**Records for processing**

—————

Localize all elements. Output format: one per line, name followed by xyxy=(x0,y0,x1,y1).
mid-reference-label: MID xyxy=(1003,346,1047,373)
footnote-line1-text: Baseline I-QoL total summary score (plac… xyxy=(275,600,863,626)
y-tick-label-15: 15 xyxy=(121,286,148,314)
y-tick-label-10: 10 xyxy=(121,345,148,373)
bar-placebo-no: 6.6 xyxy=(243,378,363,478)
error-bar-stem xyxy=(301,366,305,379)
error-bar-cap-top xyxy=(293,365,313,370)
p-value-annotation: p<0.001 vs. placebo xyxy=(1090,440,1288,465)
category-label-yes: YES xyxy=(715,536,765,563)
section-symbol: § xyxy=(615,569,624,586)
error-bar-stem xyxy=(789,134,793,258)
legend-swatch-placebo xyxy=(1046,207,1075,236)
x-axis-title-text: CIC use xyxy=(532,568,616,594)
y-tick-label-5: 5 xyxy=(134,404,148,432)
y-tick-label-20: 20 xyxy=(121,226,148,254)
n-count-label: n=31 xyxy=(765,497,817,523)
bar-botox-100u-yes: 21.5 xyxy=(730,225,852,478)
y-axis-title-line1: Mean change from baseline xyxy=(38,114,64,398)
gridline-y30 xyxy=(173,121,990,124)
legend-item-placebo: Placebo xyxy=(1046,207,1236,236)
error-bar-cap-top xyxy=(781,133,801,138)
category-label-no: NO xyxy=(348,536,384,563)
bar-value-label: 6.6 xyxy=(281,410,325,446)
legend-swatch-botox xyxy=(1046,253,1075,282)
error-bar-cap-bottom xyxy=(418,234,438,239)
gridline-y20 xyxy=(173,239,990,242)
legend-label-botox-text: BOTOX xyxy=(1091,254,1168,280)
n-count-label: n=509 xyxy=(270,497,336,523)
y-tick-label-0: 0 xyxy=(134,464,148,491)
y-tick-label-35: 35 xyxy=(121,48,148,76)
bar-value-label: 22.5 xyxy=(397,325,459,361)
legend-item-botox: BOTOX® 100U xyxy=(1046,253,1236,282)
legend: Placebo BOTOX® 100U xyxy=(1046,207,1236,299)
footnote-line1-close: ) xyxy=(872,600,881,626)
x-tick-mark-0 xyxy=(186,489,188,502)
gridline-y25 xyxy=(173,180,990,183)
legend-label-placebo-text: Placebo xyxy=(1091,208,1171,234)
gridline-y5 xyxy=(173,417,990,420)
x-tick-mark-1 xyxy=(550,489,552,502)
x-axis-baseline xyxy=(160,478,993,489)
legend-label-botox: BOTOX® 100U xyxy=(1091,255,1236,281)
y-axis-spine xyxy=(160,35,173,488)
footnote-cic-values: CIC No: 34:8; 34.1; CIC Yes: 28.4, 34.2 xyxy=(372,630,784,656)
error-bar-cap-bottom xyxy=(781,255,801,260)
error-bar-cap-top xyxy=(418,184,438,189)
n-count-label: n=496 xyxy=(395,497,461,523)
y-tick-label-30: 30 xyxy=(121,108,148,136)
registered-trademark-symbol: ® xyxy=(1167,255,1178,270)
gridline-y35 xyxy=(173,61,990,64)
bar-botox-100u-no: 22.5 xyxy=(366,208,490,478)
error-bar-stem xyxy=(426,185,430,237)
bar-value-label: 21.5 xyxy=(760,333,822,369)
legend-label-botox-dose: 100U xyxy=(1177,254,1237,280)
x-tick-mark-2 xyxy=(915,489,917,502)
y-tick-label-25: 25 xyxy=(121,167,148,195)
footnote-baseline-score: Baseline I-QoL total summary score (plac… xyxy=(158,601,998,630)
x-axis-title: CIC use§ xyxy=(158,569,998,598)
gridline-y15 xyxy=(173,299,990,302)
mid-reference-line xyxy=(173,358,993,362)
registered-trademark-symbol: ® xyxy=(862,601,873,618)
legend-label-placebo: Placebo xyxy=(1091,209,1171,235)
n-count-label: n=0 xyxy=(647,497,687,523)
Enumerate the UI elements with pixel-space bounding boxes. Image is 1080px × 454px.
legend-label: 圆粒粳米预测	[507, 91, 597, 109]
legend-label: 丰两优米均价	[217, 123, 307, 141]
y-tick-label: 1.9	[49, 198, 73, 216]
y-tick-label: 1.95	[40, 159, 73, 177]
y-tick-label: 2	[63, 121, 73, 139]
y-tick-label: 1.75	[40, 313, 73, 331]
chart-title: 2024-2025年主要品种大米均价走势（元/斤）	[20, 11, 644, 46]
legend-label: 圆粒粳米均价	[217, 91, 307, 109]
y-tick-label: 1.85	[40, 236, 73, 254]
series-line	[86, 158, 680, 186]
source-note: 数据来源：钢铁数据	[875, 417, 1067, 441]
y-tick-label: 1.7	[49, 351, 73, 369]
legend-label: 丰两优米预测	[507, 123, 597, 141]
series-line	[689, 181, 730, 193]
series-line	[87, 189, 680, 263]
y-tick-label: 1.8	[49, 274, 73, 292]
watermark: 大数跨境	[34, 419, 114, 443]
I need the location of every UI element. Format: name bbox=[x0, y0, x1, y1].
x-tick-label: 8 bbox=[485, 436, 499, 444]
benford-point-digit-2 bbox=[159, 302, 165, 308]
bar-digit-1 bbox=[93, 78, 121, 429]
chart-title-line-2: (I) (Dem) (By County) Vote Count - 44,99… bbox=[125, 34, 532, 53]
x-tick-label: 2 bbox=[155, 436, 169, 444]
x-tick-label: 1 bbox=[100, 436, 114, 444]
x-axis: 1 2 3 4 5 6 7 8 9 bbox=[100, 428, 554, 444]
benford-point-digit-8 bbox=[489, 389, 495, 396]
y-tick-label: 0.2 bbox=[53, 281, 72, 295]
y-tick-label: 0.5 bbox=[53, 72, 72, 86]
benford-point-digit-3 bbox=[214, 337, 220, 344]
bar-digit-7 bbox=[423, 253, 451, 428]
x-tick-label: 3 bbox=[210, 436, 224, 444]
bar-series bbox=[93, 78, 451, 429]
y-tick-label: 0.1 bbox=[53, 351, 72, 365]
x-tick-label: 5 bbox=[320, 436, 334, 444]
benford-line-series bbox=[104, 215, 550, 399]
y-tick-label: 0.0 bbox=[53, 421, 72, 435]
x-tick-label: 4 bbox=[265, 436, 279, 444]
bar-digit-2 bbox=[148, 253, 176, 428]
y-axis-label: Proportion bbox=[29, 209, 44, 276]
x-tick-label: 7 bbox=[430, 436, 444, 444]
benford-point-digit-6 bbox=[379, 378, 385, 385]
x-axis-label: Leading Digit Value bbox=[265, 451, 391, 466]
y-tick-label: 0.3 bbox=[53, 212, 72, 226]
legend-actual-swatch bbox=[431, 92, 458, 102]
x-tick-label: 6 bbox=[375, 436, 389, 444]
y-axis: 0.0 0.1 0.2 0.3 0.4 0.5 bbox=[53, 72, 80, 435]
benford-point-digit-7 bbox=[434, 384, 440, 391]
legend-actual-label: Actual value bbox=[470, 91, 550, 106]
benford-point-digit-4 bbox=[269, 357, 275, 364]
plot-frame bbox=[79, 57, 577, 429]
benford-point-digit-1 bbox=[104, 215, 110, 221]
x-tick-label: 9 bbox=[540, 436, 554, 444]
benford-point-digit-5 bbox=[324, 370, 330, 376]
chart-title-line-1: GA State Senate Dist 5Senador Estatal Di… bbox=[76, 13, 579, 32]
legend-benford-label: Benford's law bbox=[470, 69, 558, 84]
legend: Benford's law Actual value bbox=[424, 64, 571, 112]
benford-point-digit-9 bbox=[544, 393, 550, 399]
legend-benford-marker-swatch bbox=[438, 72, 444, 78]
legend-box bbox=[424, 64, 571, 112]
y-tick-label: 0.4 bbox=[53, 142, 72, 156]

—————

**Request**
Give back every line of the material above, unchanged and in the same order.

**Solution**
Localize all elements. Output format: one per line, name followed by xyxy=(x0,y0,x1,y1).
mid-reference-label: MID xyxy=(1003,346,1047,373)
footnote-line1-text: Baseline I-QoL total summary score (plac… xyxy=(275,600,863,626)
y-tick-label-15: 15 xyxy=(121,286,148,314)
y-tick-label-10: 10 xyxy=(121,345,148,373)
bar-placebo-no: 6.6 xyxy=(243,378,363,478)
error-bar-stem xyxy=(301,366,305,379)
error-bar-cap-top xyxy=(293,365,313,370)
p-value-annotation: p<0.001 vs. placebo xyxy=(1090,440,1288,465)
category-label-yes: YES xyxy=(715,536,765,563)
section-symbol: § xyxy=(615,569,624,586)
error-bar-stem xyxy=(789,134,793,258)
legend-swatch-placebo xyxy=(1046,207,1075,236)
x-axis-title-text: CIC use xyxy=(532,568,616,594)
y-tick-label-5: 5 xyxy=(134,404,148,432)
y-tick-label-20: 20 xyxy=(121,226,148,254)
n-count-label: n=31 xyxy=(765,497,817,523)
bar-botox-100u-yes: 21.5 xyxy=(730,225,852,478)
y-axis-title-line1: Mean change from baseline xyxy=(38,114,64,398)
gridline-y30 xyxy=(173,121,990,124)
legend-item-placebo: Placebo xyxy=(1046,207,1236,236)
error-bar-cap-top xyxy=(781,133,801,138)
category-label-no: NO xyxy=(348,536,384,563)
bar-value-label: 6.6 xyxy=(281,410,325,446)
legend-swatch-botox xyxy=(1046,253,1075,282)
error-bar-cap-bottom xyxy=(418,234,438,239)
gridline-y20 xyxy=(173,239,990,242)
legend-label-botox-text: BOTOX xyxy=(1091,254,1168,280)
n-count-label: n=509 xyxy=(270,497,336,523)
y-tick-label-0: 0 xyxy=(134,464,148,491)
y-tick-label-35: 35 xyxy=(121,48,148,76)
bar-value-label: 22.5 xyxy=(397,325,459,361)
legend-item-botox: BOTOX® 100U xyxy=(1046,253,1236,282)
legend: Placebo BOTOX® 100U xyxy=(1046,207,1236,299)
footnote-line1-close: ) xyxy=(872,600,881,626)
x-tick-mark-0 xyxy=(186,489,188,502)
gridline-y25 xyxy=(173,180,990,183)
legend-label-placebo-text: Placebo xyxy=(1091,208,1171,234)
gridline-y5 xyxy=(173,417,990,420)
x-tick-mark-1 xyxy=(550,489,552,502)
x-axis-baseline xyxy=(160,478,993,489)
legend-label-botox: BOTOX® 100U xyxy=(1091,255,1236,281)
y-axis-spine xyxy=(160,35,173,488)
footnote-cic-values: CIC No: 34:8; 34.1; CIC Yes: 28.4, 34.2 xyxy=(372,630,784,656)
error-bar-cap-bottom xyxy=(781,255,801,260)
error-bar-cap-top xyxy=(418,184,438,189)
n-count-label: n=496 xyxy=(395,497,461,523)
y-tick-label-30: 30 xyxy=(121,108,148,136)
registered-trademark-symbol: ® xyxy=(1167,255,1178,270)
gridline-y35 xyxy=(173,61,990,64)
bar-botox-100u-no: 22.5 xyxy=(366,208,490,478)
error-bar-stem xyxy=(426,185,430,237)
bar-value-label: 21.5 xyxy=(760,333,822,369)
legend-label-botox-dose: 100U xyxy=(1177,254,1237,280)
x-tick-mark-2 xyxy=(915,489,917,502)
y-tick-label-25: 25 xyxy=(121,167,148,195)
footnote-baseline-score: Baseline I-QoL total summary score (plac… xyxy=(158,601,998,630)
x-axis-title: CIC use§ xyxy=(158,569,998,598)
gridline-y15 xyxy=(173,299,990,302)
mid-reference-line xyxy=(173,358,993,362)
registered-trademark-symbol: ® xyxy=(862,601,873,618)
legend-label-placebo: Placebo xyxy=(1091,209,1171,235)
n-count-label: n=0 xyxy=(647,497,687,523)
Enumerate the UI elements with pixel-space bounding boxes. Image is 1080px × 454px.
legend-label: 圆粒粳米预测	[507, 91, 597, 109]
legend-label: 丰两优米均价	[217, 123, 307, 141]
y-tick-label: 1.9	[49, 198, 73, 216]
y-tick-label: 1.95	[40, 159, 73, 177]
y-tick-label: 2	[63, 121, 73, 139]
y-tick-label: 1.75	[40, 313, 73, 331]
chart-title: 2024-2025年主要品种大米均价走势（元/斤）	[20, 11, 644, 46]
legend-label: 圆粒粳米均价	[217, 91, 307, 109]
y-tick-label: 1.85	[40, 236, 73, 254]
series-line	[86, 158, 680, 186]
source-note: 数据来源：钢铁数据	[875, 417, 1067, 441]
y-tick-label: 1.7	[49, 351, 73, 369]
legend-label: 丰两优米预测	[507, 123, 597, 141]
series-line	[689, 181, 730, 193]
series-line	[87, 189, 680, 263]
y-tick-label: 1.8	[49, 274, 73, 292]
watermark: 大数跨境	[34, 419, 114, 443]
I need the location of every UI element. Format: name bbox=[x0, y0, x1, y1].
x-tick-label: 8 bbox=[485, 436, 499, 444]
benford-point-digit-2 bbox=[159, 302, 165, 308]
bar-digit-1 bbox=[93, 78, 121, 429]
chart-title-line-2: (I) (Dem) (By County) Vote Count - 44,99… bbox=[125, 34, 532, 53]
x-tick-label: 2 bbox=[155, 436, 169, 444]
x-tick-label: 1 bbox=[100, 436, 114, 444]
x-axis: 1 2 3 4 5 6 7 8 9 bbox=[100, 428, 554, 444]
benford-point-digit-8 bbox=[489, 389, 495, 396]
y-tick-label: 0.2 bbox=[53, 281, 72, 295]
y-tick-label: 0.5 bbox=[53, 72, 72, 86]
benford-point-digit-3 bbox=[214, 337, 220, 344]
bar-digit-7 bbox=[423, 253, 451, 428]
x-tick-label: 3 bbox=[210, 436, 224, 444]
bar-series bbox=[93, 78, 451, 429]
y-tick-label: 0.1 bbox=[53, 351, 72, 365]
x-tick-label: 5 bbox=[320, 436, 334, 444]
benford-line-series bbox=[104, 215, 550, 399]
y-tick-label: 0.0 bbox=[53, 421, 72, 435]
x-tick-label: 4 bbox=[265, 436, 279, 444]
bar-digit-2 bbox=[148, 253, 176, 428]
y-axis-label: Proportion bbox=[29, 209, 44, 276]
x-tick-label: 7 bbox=[430, 436, 444, 444]
benford-point-digit-6 bbox=[379, 378, 385, 385]
x-axis-label: Leading Digit Value bbox=[265, 451, 391, 466]
y-tick-label: 0.3 bbox=[53, 212, 72, 226]
legend-actual-swatch bbox=[431, 92, 458, 102]
x-tick-label: 6 bbox=[375, 436, 389, 444]
y-axis: 0.0 0.1 0.2 0.3 0.4 0.5 bbox=[53, 72, 80, 435]
benford-point-digit-7 bbox=[434, 384, 440, 391]
legend-actual-label: Actual value bbox=[470, 91, 550, 106]
benford-point-digit-4 bbox=[269, 357, 275, 364]
plot-frame bbox=[79, 57, 577, 429]
benford-point-digit-1 bbox=[104, 215, 110, 221]
x-tick-label: 9 bbox=[540, 436, 554, 444]
benford-point-digit-5 bbox=[324, 370, 330, 376]
chart-title-line-1: GA State Senate Dist 5Senador Estatal Di… bbox=[76, 13, 579, 32]
legend-benford-label: Benford's law bbox=[470, 69, 558, 84]
legend: Benford's law Actual value bbox=[424, 64, 571, 112]
benford-point-digit-9 bbox=[544, 393, 550, 399]
legend-benford-marker-swatch bbox=[438, 72, 444, 78]
legend-box bbox=[424, 64, 571, 112]
y-tick-label: 0.4 bbox=[53, 142, 72, 156]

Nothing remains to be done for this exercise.